— Request —
Copy out the data below as written; omit any images.

— Extracted material —
"""

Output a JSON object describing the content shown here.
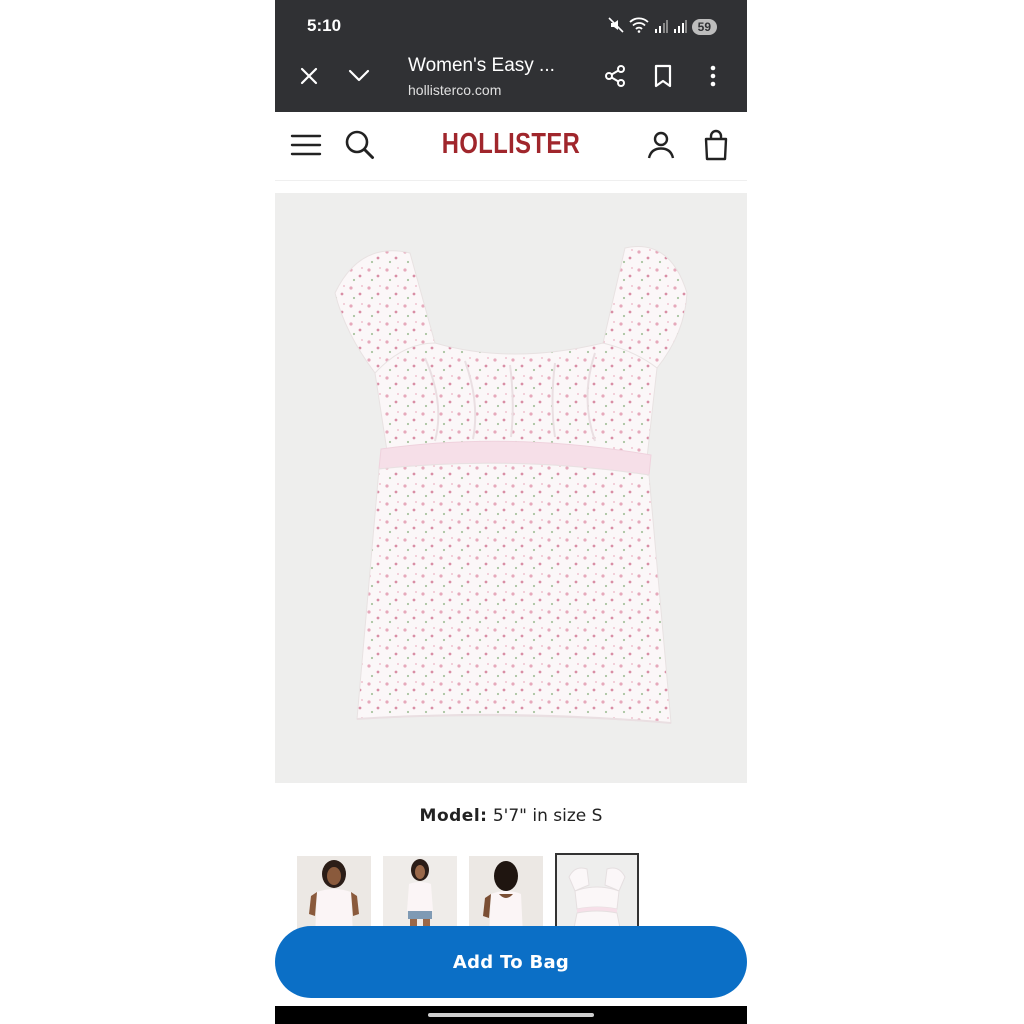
{
  "status_bar": {
    "time": "5:10",
    "battery": "59"
  },
  "browser": {
    "tab_title": "Women's Easy ...",
    "url": "hollisterco.com"
  },
  "site": {
    "logo": "HOLLISTER",
    "brand_color": "#a0262c"
  },
  "product": {
    "model_label": "Model:",
    "model_value": "5'7\" in size S",
    "thumbnail_count": 4,
    "selected_thumbnail": 4
  },
  "actions": {
    "add_to_bag": "Add To Bag",
    "accent": "#0b6fc6"
  }
}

"""

— Correct answer —
Output a JSON object describing the content shown here.
{
  "status_bar": {
    "time": "5:10",
    "battery": "59"
  },
  "browser": {
    "tab_title": "Women's Easy ...",
    "url": "hollisterco.com"
  },
  "site": {
    "logo": "HOLLISTER",
    "brand_color": "#a0262c"
  },
  "product": {
    "model_label": "Model:",
    "model_value": "5'7\" in size S",
    "thumbnail_count": 4,
    "selected_thumbnail": 4
  },
  "actions": {
    "add_to_bag": "Add To Bag",
    "accent": "#0b6fc6"
  }
}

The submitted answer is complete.